Stored items:
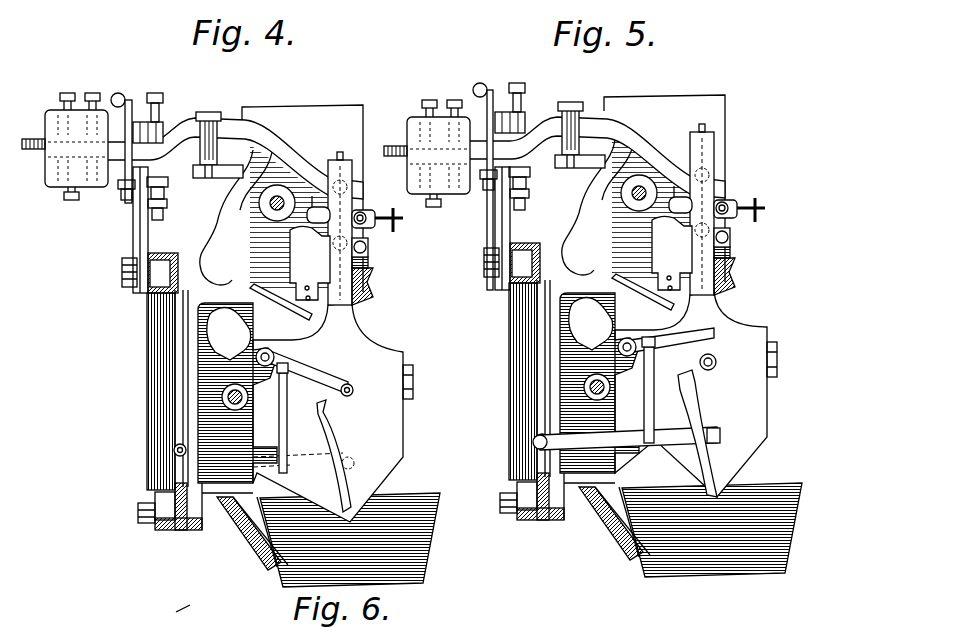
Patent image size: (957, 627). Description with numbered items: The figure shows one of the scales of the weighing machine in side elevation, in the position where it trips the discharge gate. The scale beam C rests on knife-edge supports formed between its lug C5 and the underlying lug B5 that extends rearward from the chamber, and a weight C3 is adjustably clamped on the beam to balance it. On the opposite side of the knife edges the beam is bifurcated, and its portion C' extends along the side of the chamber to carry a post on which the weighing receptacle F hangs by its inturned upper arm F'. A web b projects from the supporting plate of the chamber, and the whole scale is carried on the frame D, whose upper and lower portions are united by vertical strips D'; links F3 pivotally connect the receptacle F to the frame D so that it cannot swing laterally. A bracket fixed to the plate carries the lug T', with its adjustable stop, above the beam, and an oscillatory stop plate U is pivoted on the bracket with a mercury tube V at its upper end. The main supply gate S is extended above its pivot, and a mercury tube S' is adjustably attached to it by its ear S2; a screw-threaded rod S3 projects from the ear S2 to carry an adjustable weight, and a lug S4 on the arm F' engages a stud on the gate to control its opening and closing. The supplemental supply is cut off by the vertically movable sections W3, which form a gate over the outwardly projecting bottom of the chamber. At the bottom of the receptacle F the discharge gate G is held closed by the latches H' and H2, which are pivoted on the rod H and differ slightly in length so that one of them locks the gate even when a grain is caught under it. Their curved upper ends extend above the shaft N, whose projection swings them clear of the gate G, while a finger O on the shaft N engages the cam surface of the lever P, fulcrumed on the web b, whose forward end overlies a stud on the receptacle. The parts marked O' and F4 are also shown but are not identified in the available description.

In FIG. 4, the weight C3 is at (50, 112).
In FIG. 5, the weight C3 is at (427, 140).
In FIG. 4, the mercury tube V is at (117, 92).
In FIG. 5, the mercury tube V is at (477, 71).
In FIG. 4, the scale beam C is at (234, 146).
In FIG. 5, the scale beam C is at (596, 142).
In FIG. 4, the lug C5 is at (238, 100).
In FIG. 5, the lug C5 is at (583, 114).
In FIG. 4, the bifurcated portion of scale beam C' is at (302, 198).
In FIG. 5, the bifurcated portion of scale beam C' is at (664, 188).
In FIG. 4, the lug B5 is at (218, 186).
In FIG. 5, the lug B5 is at (580, 178).
In FIG. 4, the rod H is at (286, 180).
In FIG. 5, the rod H is at (619, 199).
In FIG. 4, the latch H' is at (256, 267).
In FIG. 5, the latch H' is at (629, 216).
In FIG. 4, the web b is at (225, 216).
In FIG. 5, the web b is at (551, 227).
In FIG. 4, the oscillatory stop plate U is at (125, 163).
In FIG. 5, the oscillatory stop plate U is at (481, 205).
In FIG. 4, the lug T' is at (119, 193).
In FIG. 5, the lug T' is at (487, 186).
In FIG. 4, the gate S is at (359, 234).
In FIG. 4, the mercury tube S' is at (376, 248).
In FIG. 5, the mercury tube S' is at (732, 213).
In FIG. 4, the ear S2 is at (368, 259).
In FIG. 4, the screw threaded rod S3 is at (377, 210).
In FIG. 5, the screw threaded rod S3 is at (746, 224).
In FIG. 4, the lug S4 is at (311, 226).
In FIG. 5, the lug S4 is at (726, 233).
In FIG. 4, the gate sections W3 is at (290, 262).
In FIG. 5, the gate sections W3 is at (657, 253).
In FIG. 4, the frame D is at (134, 371).
In FIG. 5, the frame D is at (503, 361).
In FIG. 4, the vertical strip D' is at (146, 390).
In FIG. 5, the vertical strip D' is at (542, 400).
In FIG. 4, the finger O is at (184, 456).
In FIG. 4, the pivot O' is at (153, 431).
In FIG. 4, the arm of weighing receptacle F' is at (315, 403).
In FIG. 5, the arm of weighing receptacle F' is at (668, 385).
In FIG. 4, the weighing receptacle F is at (302, 405).
In FIG. 5, the weighing receptacle F is at (677, 385).
In FIG. 4, the lever P is at (352, 394).
In FIG. 5, the lever P is at (723, 369).
In FIG. 4, the shaft N is at (233, 406).
In FIG. 5, the shaft N is at (600, 412).
In FIG. 4, the discharge gate G is at (311, 483).
In FIG. 5, the discharge gate G is at (678, 433).
In FIG. 4, the link F3 is at (240, 513).
In FIG. 5, the link F3 is at (605, 500).
In FIG. 4, the base block F4 is at (431, 556).
In FIG. 5, the base block F4 is at (710, 543).
In FIG. 4, the latch H2 is at (171, 616).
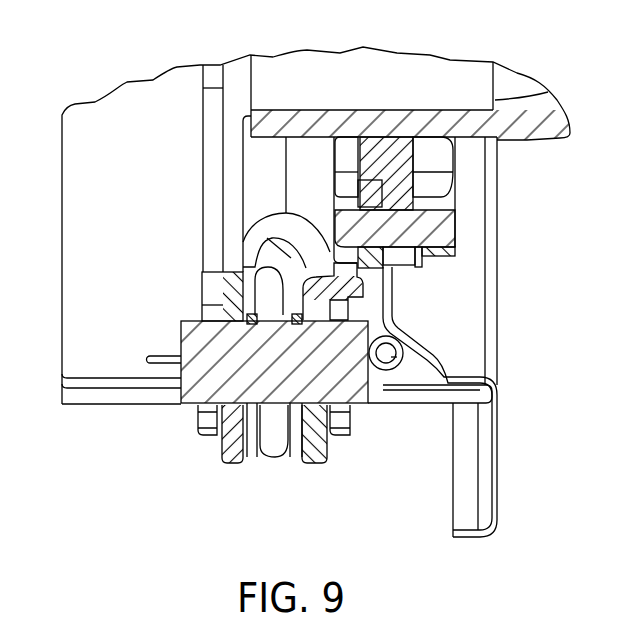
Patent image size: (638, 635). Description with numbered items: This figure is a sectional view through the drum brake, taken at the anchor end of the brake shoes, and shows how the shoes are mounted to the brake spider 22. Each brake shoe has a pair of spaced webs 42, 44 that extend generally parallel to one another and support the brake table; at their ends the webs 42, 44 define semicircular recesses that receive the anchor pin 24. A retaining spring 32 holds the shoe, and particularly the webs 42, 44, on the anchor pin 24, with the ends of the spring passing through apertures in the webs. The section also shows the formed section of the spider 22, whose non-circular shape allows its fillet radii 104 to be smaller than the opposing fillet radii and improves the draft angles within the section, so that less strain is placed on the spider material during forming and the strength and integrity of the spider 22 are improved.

The fillet radii 104 is at (353, 266).
The web 42 is at (349, 301).
The retaining spring 32 is at (378, 378).
The web 44 is at (202, 292).
The anchor pin 24 is at (193, 383).
The brake spider 22 is at (317, 443).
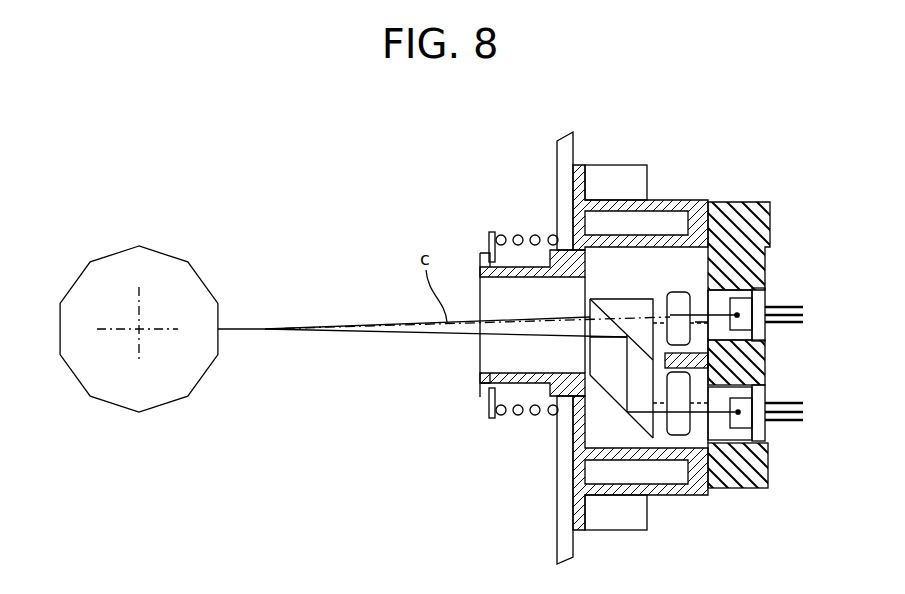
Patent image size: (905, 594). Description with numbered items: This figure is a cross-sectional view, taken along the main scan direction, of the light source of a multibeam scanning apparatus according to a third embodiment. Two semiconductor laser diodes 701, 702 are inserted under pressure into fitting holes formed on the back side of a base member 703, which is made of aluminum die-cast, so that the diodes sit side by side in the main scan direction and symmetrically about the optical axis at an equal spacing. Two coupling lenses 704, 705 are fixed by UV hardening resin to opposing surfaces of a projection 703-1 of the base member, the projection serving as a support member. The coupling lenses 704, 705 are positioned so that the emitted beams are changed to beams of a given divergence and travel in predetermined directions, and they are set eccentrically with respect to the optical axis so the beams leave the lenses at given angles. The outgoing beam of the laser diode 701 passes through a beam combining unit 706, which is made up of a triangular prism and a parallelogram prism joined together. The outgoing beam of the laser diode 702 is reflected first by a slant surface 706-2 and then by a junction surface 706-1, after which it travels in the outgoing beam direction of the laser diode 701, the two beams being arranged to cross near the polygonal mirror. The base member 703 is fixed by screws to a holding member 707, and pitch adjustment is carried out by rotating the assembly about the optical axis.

The semiconductor laser diode 701 is at (757, 290).
The semiconductor laser diode 702 is at (768, 393).
The base member 703 is at (740, 217).
The projection 703-1 is at (747, 476).
The coupling lens 704 is at (677, 297).
The coupling lens 705 is at (677, 436).
The beam combining unit 706 is at (623, 299).
The junction surface 706-1 is at (610, 323).
The slant surface 706-2 is at (613, 402).
The holding member 707 is at (609, 192).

=== To be done ===
Copy out all of the lines above again, word for word, but omit the pictures from your answer.

=== Written answer ===
Patent image size: (957, 627). Description with numbered items: The figure shows one of the scales of the weighing machine in side elevation, in the position where it trips the discharge gate. The scale beam C rests on knife-edge supports formed between its lug C5 and the underlying lug B5 that extends rearward from the chamber, and a weight C3 is adjustably clamped on the beam to balance it. On the opposite side of the knife edges the beam is bifurcated, and its portion C' extends along the side of the chamber to carry a post on which the weighing receptacle F hangs by its inturned upper arm F'. A web b projects from the supporting plate of the chamber, and the whole scale is carried on the frame D, whose upper and lower portions are united by vertical strips D'; links F3 pivotally connect the receptacle F to the frame D so that it cannot swing laterally. A bracket fixed to the plate carries the lug T', with its adjustable stop, above the beam, and an oscillatory stop plate U is pivoted on the bracket with a mercury tube V at its upper end. The main supply gate S is extended above its pivot, and a mercury tube S' is adjustably attached to it by its ear S2; a screw-threaded rod S3 projects from the ear S2 to carry an adjustable weight, and a lug S4 on the arm F' engages a stud on the gate to control its opening and closing. The supplemental supply is cut off by the vertically movable sections W3, which form a gate over the outwardly projecting bottom of the chamber. At the bottom of the receptacle F the discharge gate G is held closed by the latches H' and H2, which are pivoted on the rod H and differ slightly in length so that one of them locks the gate even when a grain is caught under it. Their curved upper ends extend above the shaft N, whose projection swings them clear of the gate G, while a finger O on the shaft N engages the cam surface of the lever P, fulcrumed on the web b, whose forward end overlies a stud on the receptacle. The parts marked O' and F4 are also shown but are not identified in the available description.

In FIG. 4, the weight C3 is at (50, 112).
In FIG. 5, the weight C3 is at (427, 140).
In FIG. 4, the mercury tube V is at (117, 92).
In FIG. 5, the mercury tube V is at (477, 71).
In FIG. 4, the scale beam C is at (234, 146).
In FIG. 5, the scale beam C is at (596, 142).
In FIG. 4, the lug C5 is at (238, 100).
In FIG. 5, the lug C5 is at (583, 114).
In FIG. 4, the bifurcated portion of scale beam C' is at (302, 198).
In FIG. 5, the bifurcated portion of scale beam C' is at (664, 188).
In FIG. 4, the lug B5 is at (218, 186).
In FIG. 5, the lug B5 is at (580, 178).
In FIG. 4, the rod H is at (286, 180).
In FIG. 5, the rod H is at (619, 199).
In FIG. 4, the latch H' is at (256, 267).
In FIG. 5, the latch H' is at (629, 216).
In FIG. 4, the web b is at (225, 216).
In FIG. 5, the web b is at (551, 227).
In FIG. 4, the oscillatory stop plate U is at (125, 163).
In FIG. 5, the oscillatory stop plate U is at (481, 205).
In FIG. 4, the lug T' is at (119, 193).
In FIG. 5, the lug T' is at (487, 186).
In FIG. 4, the gate S is at (359, 234).
In FIG. 4, the mercury tube S' is at (376, 248).
In FIG. 5, the mercury tube S' is at (732, 213).
In FIG. 4, the ear S2 is at (368, 259).
In FIG. 4, the screw threaded rod S3 is at (377, 210).
In FIG. 5, the screw threaded rod S3 is at (746, 224).
In FIG. 4, the lug S4 is at (311, 226).
In FIG. 5, the lug S4 is at (726, 233).
In FIG. 4, the gate sections W3 is at (290, 262).
In FIG. 5, the gate sections W3 is at (657, 253).
In FIG. 4, the frame D is at (134, 371).
In FIG. 5, the frame D is at (503, 361).
In FIG. 4, the vertical strip D' is at (146, 390).
In FIG. 5, the vertical strip D' is at (542, 400).
In FIG. 4, the finger O is at (184, 456).
In FIG. 4, the pivot O' is at (153, 431).
In FIG. 4, the arm of weighing receptacle F' is at (315, 403).
In FIG. 5, the arm of weighing receptacle F' is at (668, 385).
In FIG. 4, the weighing receptacle F is at (302, 405).
In FIG. 5, the weighing receptacle F is at (677, 385).
In FIG. 4, the lever P is at (352, 394).
In FIG. 5, the lever P is at (723, 369).
In FIG. 4, the shaft N is at (233, 406).
In FIG. 5, the shaft N is at (600, 412).
In FIG. 4, the discharge gate G is at (311, 483).
In FIG. 5, the discharge gate G is at (678, 433).
In FIG. 4, the link F3 is at (240, 513).
In FIG. 5, the link F3 is at (605, 500).
In FIG. 4, the base block F4 is at (431, 556).
In FIG. 5, the base block F4 is at (710, 543).
In FIG. 4, the latch H2 is at (171, 616).
Patent image size: (638, 635). Description with numbered items: This figure is a sectional view through the drum brake, taken at the anchor end of the brake shoes, and shows how the shoes are mounted to the brake spider 22. Each brake shoe has a pair of spaced webs 42, 44 that extend generally parallel to one another and support the brake table; at their ends the webs 42, 44 define semicircular recesses that receive the anchor pin 24. A retaining spring 32 holds the shoe, and particularly the webs 42, 44, on the anchor pin 24, with the ends of the spring passing through apertures in the webs. The section also shows the formed section of the spider 22, whose non-circular shape allows its fillet radii 104 to be smaller than the opposing fillet radii and improves the draft angles within the section, so that less strain is placed on the spider material during forming and the strength and integrity of the spider 22 are improved.

The fillet radii 104 is at (353, 266).
The web 42 is at (349, 301).
The retaining spring 32 is at (378, 378).
The web 44 is at (202, 292).
The anchor pin 24 is at (193, 383).
The brake spider 22 is at (317, 443).
Patent image size: (905, 594). Description with numbered items: This figure is a cross-sectional view, taken along the main scan direction, of the light source of a multibeam scanning apparatus according to a third embodiment. Two semiconductor laser diodes 701, 702 are inserted under pressure into fitting holes formed on the back side of a base member 703, which is made of aluminum die-cast, so that the diodes sit side by side in the main scan direction and symmetrically about the optical axis at an equal spacing. Two coupling lenses 704, 705 are fixed by UV hardening resin to opposing surfaces of a projection 703-1 of the base member, the projection serving as a support member. The coupling lenses 704, 705 are positioned so that the emitted beams are changed to beams of a given divergence and travel in predetermined directions, and they are set eccentrically with respect to the optical axis so the beams leave the lenses at given angles. The outgoing beam of the laser diode 701 passes through a beam combining unit 706, which is made up of a triangular prism and a parallelogram prism joined together. The outgoing beam of the laser diode 702 is reflected first by a slant surface 706-2 and then by a junction surface 706-1, after which it travels in the outgoing beam direction of the laser diode 701, the two beams being arranged to cross near the polygonal mirror. The base member 703 is fixed by screws to a holding member 707, and pitch adjustment is carried out by rotating the assembly about the optical axis.

The semiconductor laser diode 701 is at (757, 290).
The semiconductor laser diode 702 is at (768, 393).
The base member 703 is at (740, 217).
The projection 703-1 is at (747, 476).
The coupling lens 704 is at (677, 297).
The coupling lens 705 is at (677, 436).
The beam combining unit 706 is at (623, 299).
The junction surface 706-1 is at (610, 323).
The slant surface 706-2 is at (613, 402).
The holding member 707 is at (609, 192).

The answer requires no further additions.